Data extracted from a collection
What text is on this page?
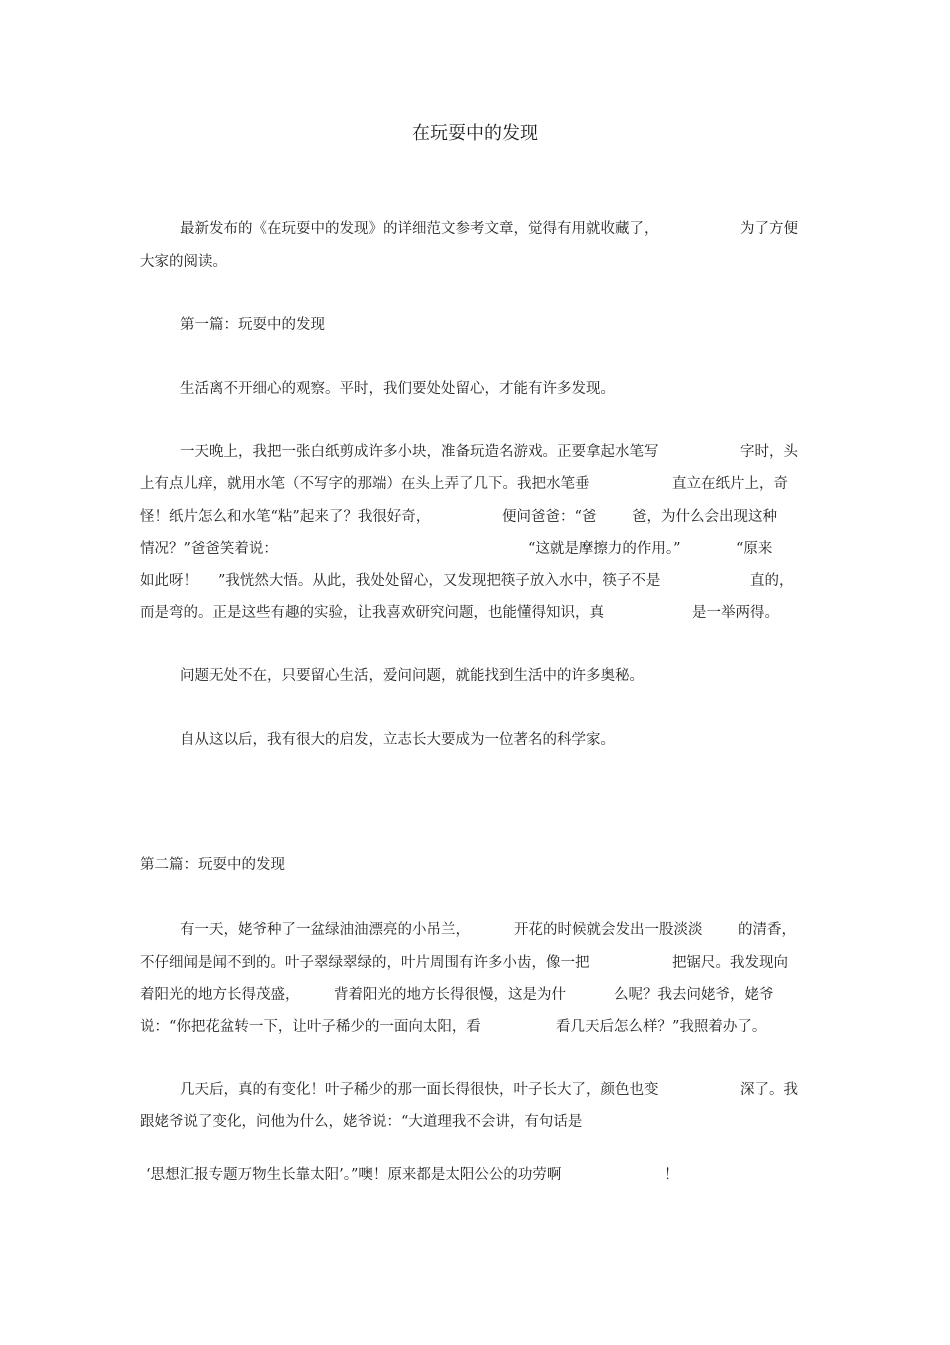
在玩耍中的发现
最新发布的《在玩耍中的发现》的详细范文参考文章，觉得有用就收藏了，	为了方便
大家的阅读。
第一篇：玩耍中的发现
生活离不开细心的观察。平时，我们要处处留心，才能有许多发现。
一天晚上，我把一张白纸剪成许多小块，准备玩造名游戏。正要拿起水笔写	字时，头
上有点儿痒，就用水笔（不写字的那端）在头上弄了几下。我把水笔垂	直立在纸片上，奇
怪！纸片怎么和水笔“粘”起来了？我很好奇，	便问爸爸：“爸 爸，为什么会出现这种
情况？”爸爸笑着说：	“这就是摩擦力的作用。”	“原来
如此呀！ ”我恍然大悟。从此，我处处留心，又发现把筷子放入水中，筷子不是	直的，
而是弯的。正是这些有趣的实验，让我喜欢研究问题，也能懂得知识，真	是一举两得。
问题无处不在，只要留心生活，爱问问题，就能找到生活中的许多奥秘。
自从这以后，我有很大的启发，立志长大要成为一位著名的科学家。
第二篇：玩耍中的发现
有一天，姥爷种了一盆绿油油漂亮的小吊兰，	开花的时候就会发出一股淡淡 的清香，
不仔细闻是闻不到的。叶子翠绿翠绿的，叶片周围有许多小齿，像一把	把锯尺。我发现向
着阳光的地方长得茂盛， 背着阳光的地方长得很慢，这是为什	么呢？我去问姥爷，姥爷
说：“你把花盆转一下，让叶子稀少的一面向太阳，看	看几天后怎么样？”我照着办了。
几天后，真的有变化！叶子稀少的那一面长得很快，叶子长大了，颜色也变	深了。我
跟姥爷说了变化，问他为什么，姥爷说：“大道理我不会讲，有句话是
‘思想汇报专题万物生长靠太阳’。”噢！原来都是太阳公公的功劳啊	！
...
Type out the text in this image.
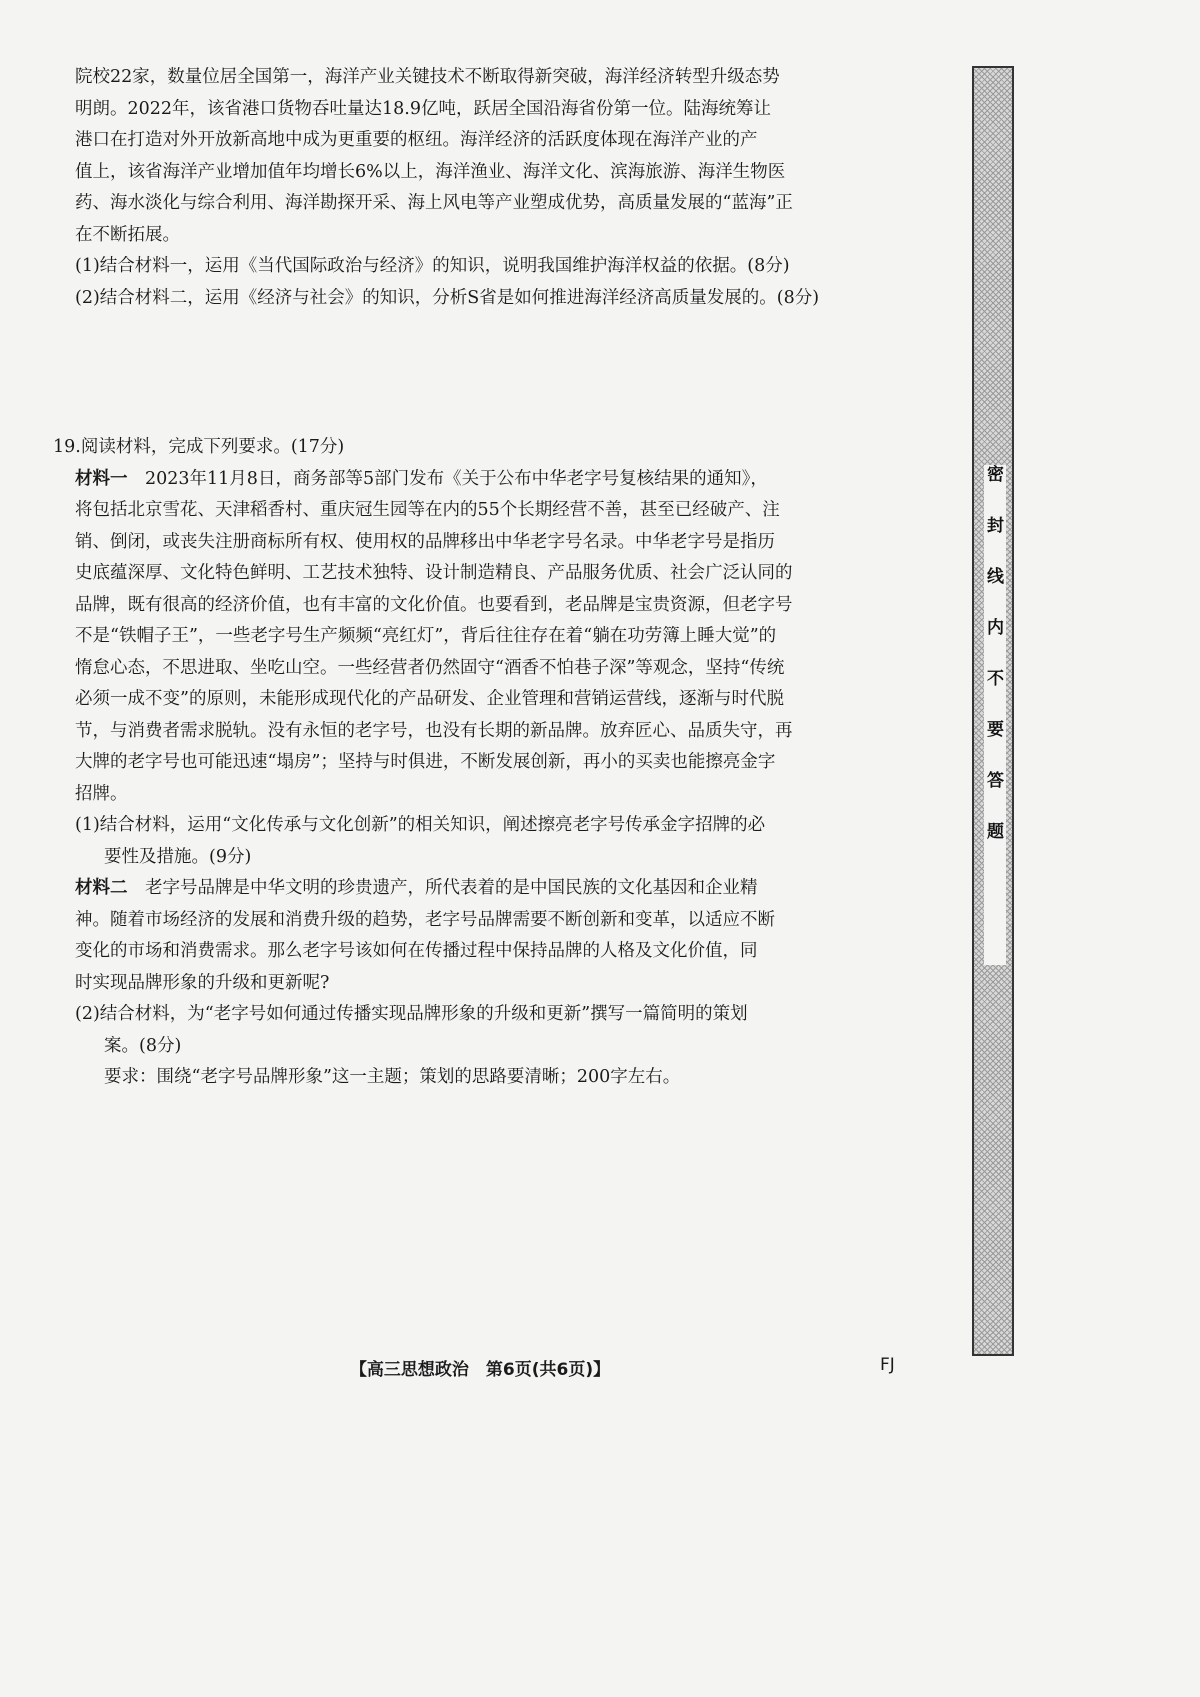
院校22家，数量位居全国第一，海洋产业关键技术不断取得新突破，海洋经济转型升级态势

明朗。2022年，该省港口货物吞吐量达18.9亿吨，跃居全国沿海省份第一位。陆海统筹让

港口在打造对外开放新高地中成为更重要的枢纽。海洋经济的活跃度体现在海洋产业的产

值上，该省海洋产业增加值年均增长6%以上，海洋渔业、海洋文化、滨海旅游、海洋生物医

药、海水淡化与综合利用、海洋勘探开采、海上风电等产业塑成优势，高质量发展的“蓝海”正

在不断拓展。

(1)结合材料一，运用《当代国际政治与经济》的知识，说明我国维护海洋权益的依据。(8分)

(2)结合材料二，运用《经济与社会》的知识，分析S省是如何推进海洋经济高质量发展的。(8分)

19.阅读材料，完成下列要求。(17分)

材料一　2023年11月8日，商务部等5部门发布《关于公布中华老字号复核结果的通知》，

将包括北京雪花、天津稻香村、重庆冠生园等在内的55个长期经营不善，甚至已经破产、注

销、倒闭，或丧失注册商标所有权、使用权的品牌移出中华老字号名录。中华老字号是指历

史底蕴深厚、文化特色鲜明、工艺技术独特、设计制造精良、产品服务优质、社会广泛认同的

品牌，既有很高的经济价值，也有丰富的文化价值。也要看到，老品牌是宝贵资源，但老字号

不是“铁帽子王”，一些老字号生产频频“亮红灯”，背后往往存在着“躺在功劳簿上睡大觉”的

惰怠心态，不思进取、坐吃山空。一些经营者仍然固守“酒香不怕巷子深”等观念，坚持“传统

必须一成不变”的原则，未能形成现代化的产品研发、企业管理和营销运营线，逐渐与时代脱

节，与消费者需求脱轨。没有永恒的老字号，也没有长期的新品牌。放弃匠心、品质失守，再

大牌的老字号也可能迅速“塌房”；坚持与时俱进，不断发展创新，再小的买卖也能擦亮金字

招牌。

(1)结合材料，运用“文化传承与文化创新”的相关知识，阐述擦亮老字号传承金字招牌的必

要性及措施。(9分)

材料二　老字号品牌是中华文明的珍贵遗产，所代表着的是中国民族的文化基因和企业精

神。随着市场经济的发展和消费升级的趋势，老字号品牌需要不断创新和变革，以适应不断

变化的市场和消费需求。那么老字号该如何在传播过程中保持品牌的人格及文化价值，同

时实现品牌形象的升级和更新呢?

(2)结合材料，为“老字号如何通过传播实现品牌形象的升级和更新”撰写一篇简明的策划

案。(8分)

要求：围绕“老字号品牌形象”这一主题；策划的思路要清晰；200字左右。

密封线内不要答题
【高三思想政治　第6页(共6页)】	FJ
--
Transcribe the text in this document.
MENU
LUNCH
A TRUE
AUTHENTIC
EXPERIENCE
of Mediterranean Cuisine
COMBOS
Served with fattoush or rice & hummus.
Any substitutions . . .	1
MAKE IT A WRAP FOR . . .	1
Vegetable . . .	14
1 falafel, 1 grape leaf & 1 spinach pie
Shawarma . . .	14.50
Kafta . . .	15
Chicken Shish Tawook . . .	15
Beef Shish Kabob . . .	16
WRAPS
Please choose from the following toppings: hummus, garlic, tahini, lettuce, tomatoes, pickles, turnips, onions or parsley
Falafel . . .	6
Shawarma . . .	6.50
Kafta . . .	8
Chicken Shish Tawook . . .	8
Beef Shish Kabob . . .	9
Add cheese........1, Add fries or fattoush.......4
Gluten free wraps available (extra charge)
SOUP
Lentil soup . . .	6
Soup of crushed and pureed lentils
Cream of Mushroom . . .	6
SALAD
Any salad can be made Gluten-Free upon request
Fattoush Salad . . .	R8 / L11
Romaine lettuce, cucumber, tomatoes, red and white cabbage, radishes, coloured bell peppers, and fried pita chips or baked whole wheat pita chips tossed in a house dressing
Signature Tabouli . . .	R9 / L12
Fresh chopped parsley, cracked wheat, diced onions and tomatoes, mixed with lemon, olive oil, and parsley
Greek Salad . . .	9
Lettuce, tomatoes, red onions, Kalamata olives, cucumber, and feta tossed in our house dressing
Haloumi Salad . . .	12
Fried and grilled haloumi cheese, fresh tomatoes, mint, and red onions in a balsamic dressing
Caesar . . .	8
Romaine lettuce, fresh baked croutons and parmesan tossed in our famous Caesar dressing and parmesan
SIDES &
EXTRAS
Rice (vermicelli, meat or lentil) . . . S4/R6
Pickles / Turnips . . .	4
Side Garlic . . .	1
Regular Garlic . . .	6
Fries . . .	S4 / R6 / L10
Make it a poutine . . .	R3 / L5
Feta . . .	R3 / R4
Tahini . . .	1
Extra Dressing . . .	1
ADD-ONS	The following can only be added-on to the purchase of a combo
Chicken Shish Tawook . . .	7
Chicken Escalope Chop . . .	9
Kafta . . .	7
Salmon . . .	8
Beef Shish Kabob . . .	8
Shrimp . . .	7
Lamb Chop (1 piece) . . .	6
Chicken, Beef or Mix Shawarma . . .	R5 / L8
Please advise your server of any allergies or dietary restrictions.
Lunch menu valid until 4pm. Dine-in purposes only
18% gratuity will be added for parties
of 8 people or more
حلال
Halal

Task directions:
Report every line containing the word "Chicken" from the listing above.

Finished exercise:
Chicken Shish Tawook . . .	15
Chicken Shish Tawook . . .	8
Chicken Shish Tawook . . .	7
Chicken Escalope Chop . . .	9
Chicken, Beef or Mix Shawarma . . .	R5 / L8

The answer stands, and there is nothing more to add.